* **WHAT TO PRODUCE**:
Review the material line by line. Identify and copy every line that contains the string "text".

Records from a collection of figures
☆ ☆ ☆ ☆ ☆
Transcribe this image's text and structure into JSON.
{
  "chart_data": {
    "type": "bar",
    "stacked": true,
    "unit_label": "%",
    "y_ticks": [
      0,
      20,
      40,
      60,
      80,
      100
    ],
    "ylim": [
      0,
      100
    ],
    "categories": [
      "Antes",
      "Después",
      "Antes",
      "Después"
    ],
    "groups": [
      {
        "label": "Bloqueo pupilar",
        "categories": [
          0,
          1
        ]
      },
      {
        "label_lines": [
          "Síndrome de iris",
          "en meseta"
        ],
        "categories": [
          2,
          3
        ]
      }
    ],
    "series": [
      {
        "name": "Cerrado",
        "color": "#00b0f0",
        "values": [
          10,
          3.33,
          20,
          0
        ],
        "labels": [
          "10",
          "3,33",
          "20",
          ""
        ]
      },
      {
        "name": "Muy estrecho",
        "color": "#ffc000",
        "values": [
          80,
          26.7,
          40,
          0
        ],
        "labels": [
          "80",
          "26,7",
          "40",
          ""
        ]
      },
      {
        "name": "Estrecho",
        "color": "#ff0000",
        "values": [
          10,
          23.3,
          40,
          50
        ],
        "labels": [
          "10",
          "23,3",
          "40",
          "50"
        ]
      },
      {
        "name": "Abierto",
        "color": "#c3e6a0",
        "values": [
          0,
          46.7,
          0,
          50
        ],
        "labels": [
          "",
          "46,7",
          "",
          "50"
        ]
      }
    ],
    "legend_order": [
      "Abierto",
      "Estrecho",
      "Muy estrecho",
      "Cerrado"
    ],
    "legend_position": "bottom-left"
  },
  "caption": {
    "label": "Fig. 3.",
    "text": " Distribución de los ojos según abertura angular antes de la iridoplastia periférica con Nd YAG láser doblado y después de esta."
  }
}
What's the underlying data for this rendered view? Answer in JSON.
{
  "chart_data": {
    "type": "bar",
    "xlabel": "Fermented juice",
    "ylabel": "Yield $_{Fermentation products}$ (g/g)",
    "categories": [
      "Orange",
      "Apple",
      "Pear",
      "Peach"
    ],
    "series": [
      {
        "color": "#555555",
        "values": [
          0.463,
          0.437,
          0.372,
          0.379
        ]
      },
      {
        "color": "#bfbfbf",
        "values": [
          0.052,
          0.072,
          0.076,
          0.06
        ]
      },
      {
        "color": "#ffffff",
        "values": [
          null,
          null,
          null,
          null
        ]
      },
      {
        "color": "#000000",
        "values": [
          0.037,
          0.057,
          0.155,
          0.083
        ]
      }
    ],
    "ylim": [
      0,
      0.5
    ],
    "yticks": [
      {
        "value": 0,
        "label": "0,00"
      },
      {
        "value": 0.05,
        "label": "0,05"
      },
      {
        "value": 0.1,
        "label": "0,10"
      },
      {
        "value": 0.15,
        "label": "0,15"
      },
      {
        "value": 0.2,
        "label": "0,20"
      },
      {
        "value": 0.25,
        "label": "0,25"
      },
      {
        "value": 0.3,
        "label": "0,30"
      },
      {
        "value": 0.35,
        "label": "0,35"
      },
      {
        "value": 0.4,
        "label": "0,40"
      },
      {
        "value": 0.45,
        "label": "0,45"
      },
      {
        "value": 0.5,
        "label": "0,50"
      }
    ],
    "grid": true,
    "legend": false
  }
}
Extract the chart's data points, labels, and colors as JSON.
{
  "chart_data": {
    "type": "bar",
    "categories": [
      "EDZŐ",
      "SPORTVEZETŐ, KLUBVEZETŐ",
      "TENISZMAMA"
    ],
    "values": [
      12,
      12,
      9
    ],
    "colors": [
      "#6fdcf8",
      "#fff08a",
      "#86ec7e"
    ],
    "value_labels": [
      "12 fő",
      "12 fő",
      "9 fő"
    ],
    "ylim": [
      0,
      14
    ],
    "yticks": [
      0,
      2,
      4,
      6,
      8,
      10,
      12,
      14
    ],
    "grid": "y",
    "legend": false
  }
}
☆ ☆ ☆ ☆ ☆
* **RESPONSE BELOW**:
Transcribe this image's text and structure into JSON.
    "text": " Distribución de los ojos según abertura angular antes de la iridoplastia periférica con Nd YAG láser doblado y después de esta."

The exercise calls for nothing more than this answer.